## Goal
Write out the listing below exactly, and omit any images you find in it.

--- Begin ---

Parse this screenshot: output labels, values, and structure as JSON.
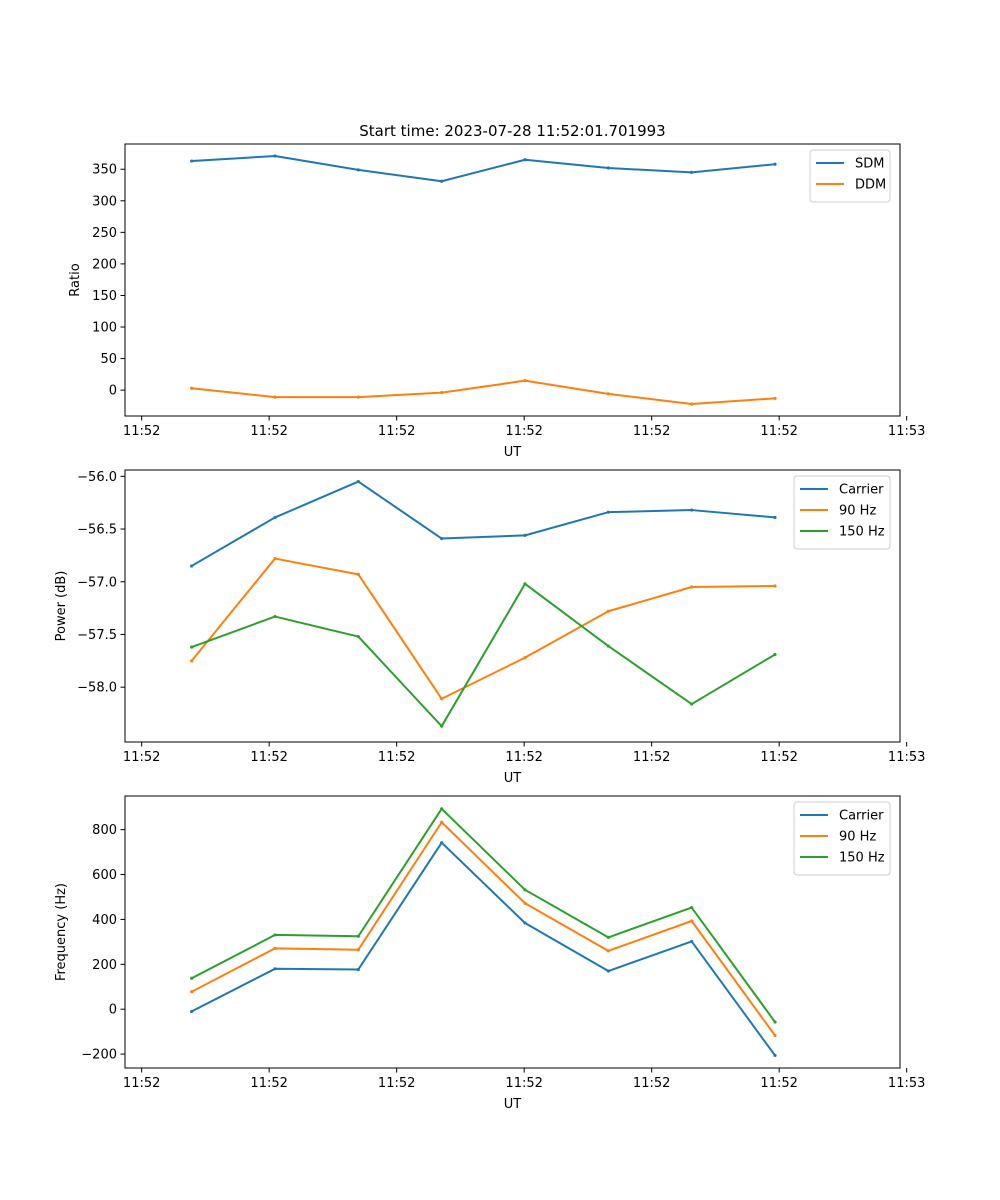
{
  "figure_title": "Start time: 2023-07-28 11:52:01.701993",
  "chart_data": [
    {
      "type": "line",
      "title": "Start time: 2023-07-28 11:52:01.701993",
      "xlabel": "UT",
      "ylabel": "Ratio",
      "x": [
        1,
        2,
        3,
        4,
        5,
        6,
        7,
        8
      ],
      "xlim": [
        0.2,
        9.5
      ],
      "xticks": [
        0.4,
        1.93,
        3.46,
        4.99,
        6.52,
        8.05,
        9.58
      ],
      "xtick_labels": [
        "11:52",
        "11:52",
        "11:52",
        "11:52",
        "11:52",
        "11:52",
        "11:53"
      ],
      "ylim": [
        -41,
        390
      ],
      "yticks": [
        0,
        50,
        100,
        150,
        200,
        250,
        300,
        350
      ],
      "ytick_labels": [
        "0",
        "50",
        "100",
        "150",
        "200",
        "250",
        "300",
        "350"
      ],
      "legend_position": "top-right",
      "series": [
        {
          "name": "SDM",
          "color": "#1f77b4",
          "values": [
            363,
            371,
            349,
            331,
            365,
            352,
            345,
            358
          ]
        },
        {
          "name": "DDM",
          "color": "#ff7f0e",
          "values": [
            3,
            -11,
            -11,
            -4,
            15,
            -6,
            -22,
            -13
          ]
        }
      ]
    },
    {
      "type": "line",
      "title": "",
      "xlabel": "UT",
      "ylabel": "Power (dB)",
      "x": [
        1,
        2,
        3,
        4,
        5,
        6,
        7,
        8
      ],
      "xlim": [
        0.2,
        9.5
      ],
      "xticks": [
        0.4,
        1.93,
        3.46,
        4.99,
        6.52,
        8.05,
        9.58
      ],
      "xtick_labels": [
        "11:52",
        "11:52",
        "11:52",
        "11:52",
        "11:52",
        "11:52",
        "11:53"
      ],
      "ylim": [
        -58.52,
        -55.94
      ],
      "yticks": [
        -58.0,
        -57.5,
        -57.0,
        -56.5,
        -56.0
      ],
      "ytick_labels": [
        "−58.0",
        "−57.5",
        "−57.0",
        "−56.5",
        "−56.0"
      ],
      "legend_position": "top-right",
      "series": [
        {
          "name": "Carrier",
          "color": "#1f77b4",
          "values": [
            -56.85,
            -56.39,
            -56.05,
            -56.59,
            -56.56,
            -56.34,
            -56.32,
            -56.39
          ]
        },
        {
          "name": "90 Hz",
          "color": "#ff7f0e",
          "values": [
            -57.75,
            -56.78,
            -56.93,
            -58.11,
            -57.72,
            -57.28,
            -57.05,
            -57.04
          ]
        },
        {
          "name": "150 Hz",
          "color": "#2ca02c",
          "values": [
            -57.62,
            -57.33,
            -57.52,
            -58.37,
            -57.02,
            -57.61,
            -58.16,
            -57.69
          ]
        }
      ]
    },
    {
      "type": "line",
      "title": "",
      "xlabel": "UT",
      "ylabel": "Frequency (Hz)",
      "x": [
        1,
        2,
        3,
        4,
        5,
        6,
        7,
        8
      ],
      "xlim": [
        0.2,
        9.5
      ],
      "xticks": [
        0.4,
        1.93,
        3.46,
        4.99,
        6.52,
        8.05,
        9.58
      ],
      "xtick_labels": [
        "11:52",
        "11:52",
        "11:52",
        "11:52",
        "11:52",
        "11:52",
        "11:53"
      ],
      "ylim": [
        -262,
        950
      ],
      "yticks": [
        -200,
        0,
        200,
        400,
        600,
        800
      ],
      "ytick_labels": [
        "−200",
        "0",
        "200",
        "400",
        "600",
        "800"
      ],
      "legend_position": "top-right",
      "series": [
        {
          "name": "Carrier",
          "color": "#1f77b4",
          "values": [
            -10,
            180,
            177,
            742,
            384,
            170,
            302,
            -206
          ]
        },
        {
          "name": "90 Hz",
          "color": "#ff7f0e",
          "values": [
            78,
            271,
            265,
            833,
            472,
            260,
            393,
            -117
          ]
        },
        {
          "name": "150 Hz",
          "color": "#2ca02c",
          "values": [
            138,
            331,
            325,
            893,
            532,
            320,
            453,
            -57
          ]
        }
      ]
    }
  ]
}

--- End ---

## Answer to the exercise
Parse this screenshot: output labels, values, and structure as JSON.
{
  "figure_title": "Start time: 2023-07-28 11:52:01.701993",
  "chart_data": [
    {
      "type": "line",
      "title": "Start time: 2023-07-28 11:52:01.701993",
      "xlabel": "UT",
      "ylabel": "Ratio",
      "x": [
        1,
        2,
        3,
        4,
        5,
        6,
        7,
        8
      ],
      "xlim": [
        0.2,
        9.5
      ],
      "xticks": [
        0.4,
        1.93,
        3.46,
        4.99,
        6.52,
        8.05,
        9.58
      ],
      "xtick_labels": [
        "11:52",
        "11:52",
        "11:52",
        "11:52",
        "11:52",
        "11:52",
        "11:53"
      ],
      "ylim": [
        -41,
        390
      ],
      "yticks": [
        0,
        50,
        100,
        150,
        200,
        250,
        300,
        350
      ],
      "ytick_labels": [
        "0",
        "50",
        "100",
        "150",
        "200",
        "250",
        "300",
        "350"
      ],
      "legend_position": "top-right",
      "series": [
        {
          "name": "SDM",
          "color": "#1f77b4",
          "values": [
            363,
            371,
            349,
            331,
            365,
            352,
            345,
            358
          ]
        },
        {
          "name": "DDM",
          "color": "#ff7f0e",
          "values": [
            3,
            -11,
            -11,
            -4,
            15,
            -6,
            -22,
            -13
          ]
        }
      ]
    },
    {
      "type": "line",
      "title": "",
      "xlabel": "UT",
      "ylabel": "Power (dB)",
      "x": [
        1,
        2,
        3,
        4,
        5,
        6,
        7,
        8
      ],
      "xlim": [
        0.2,
        9.5
      ],
      "xticks": [
        0.4,
        1.93,
        3.46,
        4.99,
        6.52,
        8.05,
        9.58
      ],
      "xtick_labels": [
        "11:52",
        "11:52",
        "11:52",
        "11:52",
        "11:52",
        "11:52",
        "11:53"
      ],
      "ylim": [
        -58.52,
        -55.94
      ],
      "yticks": [
        -58.0,
        -57.5,
        -57.0,
        -56.5,
        -56.0
      ],
      "ytick_labels": [
        "−58.0",
        "−57.5",
        "−57.0",
        "−56.5",
        "−56.0"
      ],
      "legend_position": "top-right",
      "series": [
        {
          "name": "Carrier",
          "color": "#1f77b4",
          "values": [
            -56.85,
            -56.39,
            -56.05,
            -56.59,
            -56.56,
            -56.34,
            -56.32,
            -56.39
          ]
        },
        {
          "name": "90 Hz",
          "color": "#ff7f0e",
          "values": [
            -57.75,
            -56.78,
            -56.93,
            -58.11,
            -57.72,
            -57.28,
            -57.05,
            -57.04
          ]
        },
        {
          "name": "150 Hz",
          "color": "#2ca02c",
          "values": [
            -57.62,
            -57.33,
            -57.52,
            -58.37,
            -57.02,
            -57.61,
            -58.16,
            -57.69
          ]
        }
      ]
    },
    {
      "type": "line",
      "title": "",
      "xlabel": "UT",
      "ylabel": "Frequency (Hz)",
      "x": [
        1,
        2,
        3,
        4,
        5,
        6,
        7,
        8
      ],
      "xlim": [
        0.2,
        9.5
      ],
      "xticks": [
        0.4,
        1.93,
        3.46,
        4.99,
        6.52,
        8.05,
        9.58
      ],
      "xtick_labels": [
        "11:52",
        "11:52",
        "11:52",
        "11:52",
        "11:52",
        "11:52",
        "11:53"
      ],
      "ylim": [
        -262,
        950
      ],
      "yticks": [
        -200,
        0,
        200,
        400,
        600,
        800
      ],
      "ytick_labels": [
        "−200",
        "0",
        "200",
        "400",
        "600",
        "800"
      ],
      "legend_position": "top-right",
      "series": [
        {
          "name": "Carrier",
          "color": "#1f77b4",
          "values": [
            -10,
            180,
            177,
            742,
            384,
            170,
            302,
            -206
          ]
        },
        {
          "name": "90 Hz",
          "color": "#ff7f0e",
          "values": [
            78,
            271,
            265,
            833,
            472,
            260,
            393,
            -117
          ]
        },
        {
          "name": "150 Hz",
          "color": "#2ca02c",
          "values": [
            138,
            331,
            325,
            893,
            532,
            320,
            453,
            -57
          ]
        }
      ]
    }
  ]
}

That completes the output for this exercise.